SHORT TASK → What follows is a listing; give it again exactly, in its entirety.

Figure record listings
_ _ _ _ _

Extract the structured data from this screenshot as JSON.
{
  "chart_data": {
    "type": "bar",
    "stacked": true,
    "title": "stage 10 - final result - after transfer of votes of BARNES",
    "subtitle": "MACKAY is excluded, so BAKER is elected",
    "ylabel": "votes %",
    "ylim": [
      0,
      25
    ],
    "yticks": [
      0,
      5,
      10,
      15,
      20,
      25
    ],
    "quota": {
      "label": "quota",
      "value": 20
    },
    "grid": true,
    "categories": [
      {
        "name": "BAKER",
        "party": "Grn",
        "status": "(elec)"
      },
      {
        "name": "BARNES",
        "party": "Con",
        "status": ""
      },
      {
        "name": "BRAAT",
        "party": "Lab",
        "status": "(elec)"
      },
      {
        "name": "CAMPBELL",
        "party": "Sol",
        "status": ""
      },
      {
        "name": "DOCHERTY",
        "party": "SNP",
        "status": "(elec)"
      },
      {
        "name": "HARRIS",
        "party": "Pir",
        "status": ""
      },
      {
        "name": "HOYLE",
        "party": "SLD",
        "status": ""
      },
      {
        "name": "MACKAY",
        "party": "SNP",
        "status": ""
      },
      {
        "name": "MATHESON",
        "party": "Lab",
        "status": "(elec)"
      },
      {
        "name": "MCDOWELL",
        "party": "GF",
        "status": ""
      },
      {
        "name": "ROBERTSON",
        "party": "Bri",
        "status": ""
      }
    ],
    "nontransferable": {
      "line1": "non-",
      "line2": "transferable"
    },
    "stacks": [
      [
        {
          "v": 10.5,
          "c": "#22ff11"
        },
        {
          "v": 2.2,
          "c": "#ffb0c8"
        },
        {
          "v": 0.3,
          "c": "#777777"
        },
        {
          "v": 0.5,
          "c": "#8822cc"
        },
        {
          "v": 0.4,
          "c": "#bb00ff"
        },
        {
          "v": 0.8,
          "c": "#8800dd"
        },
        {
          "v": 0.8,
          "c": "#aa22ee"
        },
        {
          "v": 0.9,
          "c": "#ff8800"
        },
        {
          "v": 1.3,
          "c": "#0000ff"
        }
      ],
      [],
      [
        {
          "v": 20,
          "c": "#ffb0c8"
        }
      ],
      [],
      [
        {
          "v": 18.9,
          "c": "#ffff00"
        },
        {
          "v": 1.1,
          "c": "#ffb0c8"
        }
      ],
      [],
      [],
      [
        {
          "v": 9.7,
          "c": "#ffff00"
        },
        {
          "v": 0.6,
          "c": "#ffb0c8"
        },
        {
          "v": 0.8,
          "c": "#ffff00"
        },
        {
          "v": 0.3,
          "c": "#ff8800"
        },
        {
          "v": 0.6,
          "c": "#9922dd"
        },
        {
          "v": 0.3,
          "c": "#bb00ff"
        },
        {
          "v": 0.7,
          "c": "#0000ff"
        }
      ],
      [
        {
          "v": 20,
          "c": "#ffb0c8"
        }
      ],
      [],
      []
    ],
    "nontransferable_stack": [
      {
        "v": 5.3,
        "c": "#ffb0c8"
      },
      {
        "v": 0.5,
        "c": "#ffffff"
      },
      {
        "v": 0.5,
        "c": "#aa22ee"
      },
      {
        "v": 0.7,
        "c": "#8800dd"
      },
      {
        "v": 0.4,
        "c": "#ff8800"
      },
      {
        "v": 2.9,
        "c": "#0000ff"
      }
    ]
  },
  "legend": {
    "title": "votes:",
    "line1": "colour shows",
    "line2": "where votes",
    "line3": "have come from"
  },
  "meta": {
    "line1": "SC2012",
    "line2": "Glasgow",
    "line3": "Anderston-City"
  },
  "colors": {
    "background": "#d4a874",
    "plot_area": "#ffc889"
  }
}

_ _ _ _ _

THE REPLY →
Extract the structured data from this screenshot as JSON.
{
  "chart_data": {
    "type": "bar",
    "stacked": true,
    "title": "stage 10 - final result - after transfer of votes of BARNES",
    "subtitle": "MACKAY is excluded, so BAKER is elected",
    "ylabel": "votes %",
    "ylim": [
      0,
      25
    ],
    "yticks": [
      0,
      5,
      10,
      15,
      20,
      25
    ],
    "quota": {
      "label": "quota",
      "value": 20
    },
    "grid": true,
    "categories": [
      {
        "name": "BAKER",
        "party": "Grn",
        "status": "(elec)"
      },
      {
        "name": "BARNES",
        "party": "Con",
        "status": ""
      },
      {
        "name": "BRAAT",
        "party": "Lab",
        "status": "(elec)"
      },
      {
        "name": "CAMPBELL",
        "party": "Sol",
        "status": ""
      },
      {
        "name": "DOCHERTY",
        "party": "SNP",
        "status": "(elec)"
      },
      {
        "name": "HARRIS",
        "party": "Pir",
        "status": ""
      },
      {
        "name": "HOYLE",
        "party": "SLD",
        "status": ""
      },
      {
        "name": "MACKAY",
        "party": "SNP",
        "status": ""
      },
      {
        "name": "MATHESON",
        "party": "Lab",
        "status": "(elec)"
      },
      {
        "name": "MCDOWELL",
        "party": "GF",
        "status": ""
      },
      {
        "name": "ROBERTSON",
        "party": "Bri",
        "status": ""
      }
    ],
    "nontransferable": {
      "line1": "non-",
      "line2": "transferable"
    },
    "stacks": [
      [
        {
          "v": 10.5,
          "c": "#22ff11"
        },
        {
          "v": 2.2,
          "c": "#ffb0c8"
        },
        {
          "v": 0.3,
          "c": "#777777"
        },
        {
          "v": 0.5,
          "c": "#8822cc"
        },
        {
          "v": 0.4,
          "c": "#bb00ff"
        },
        {
          "v": 0.8,
          "c": "#8800dd"
        },
        {
          "v": 0.8,
          "c": "#aa22ee"
        },
        {
          "v": 0.9,
          "c": "#ff8800"
        },
        {
          "v": 1.3,
          "c": "#0000ff"
        }
      ],
      [],
      [
        {
          "v": 20,
          "c": "#ffb0c8"
        }
      ],
      [],
      [
        {
          "v": 18.9,
          "c": "#ffff00"
        },
        {
          "v": 1.1,
          "c": "#ffb0c8"
        }
      ],
      [],
      [],
      [
        {
          "v": 9.7,
          "c": "#ffff00"
        },
        {
          "v": 0.6,
          "c": "#ffb0c8"
        },
        {
          "v": 0.8,
          "c": "#ffff00"
        },
        {
          "v": 0.3,
          "c": "#ff8800"
        },
        {
          "v": 0.6,
          "c": "#9922dd"
        },
        {
          "v": 0.3,
          "c": "#bb00ff"
        },
        {
          "v": 0.7,
          "c": "#0000ff"
        }
      ],
      [
        {
          "v": 20,
          "c": "#ffb0c8"
        }
      ],
      [],
      []
    ],
    "nontransferable_stack": [
      {
        "v": 5.3,
        "c": "#ffb0c8"
      },
      {
        "v": 0.5,
        "c": "#ffffff"
      },
      {
        "v": 0.5,
        "c": "#aa22ee"
      },
      {
        "v": 0.7,
        "c": "#8800dd"
      },
      {
        "v": 0.4,
        "c": "#ff8800"
      },
      {
        "v": 2.9,
        "c": "#0000ff"
      }
    ]
  },
  "legend": {
    "title": "votes:",
    "line1": "colour shows",
    "line2": "where votes",
    "line3": "have come from"
  },
  "meta": {
    "line1": "SC2012",
    "line2": "Glasgow",
    "line3": "Anderston-City"
  },
  "colors": {
    "background": "#d4a874",
    "plot_area": "#ffc889"
  }
}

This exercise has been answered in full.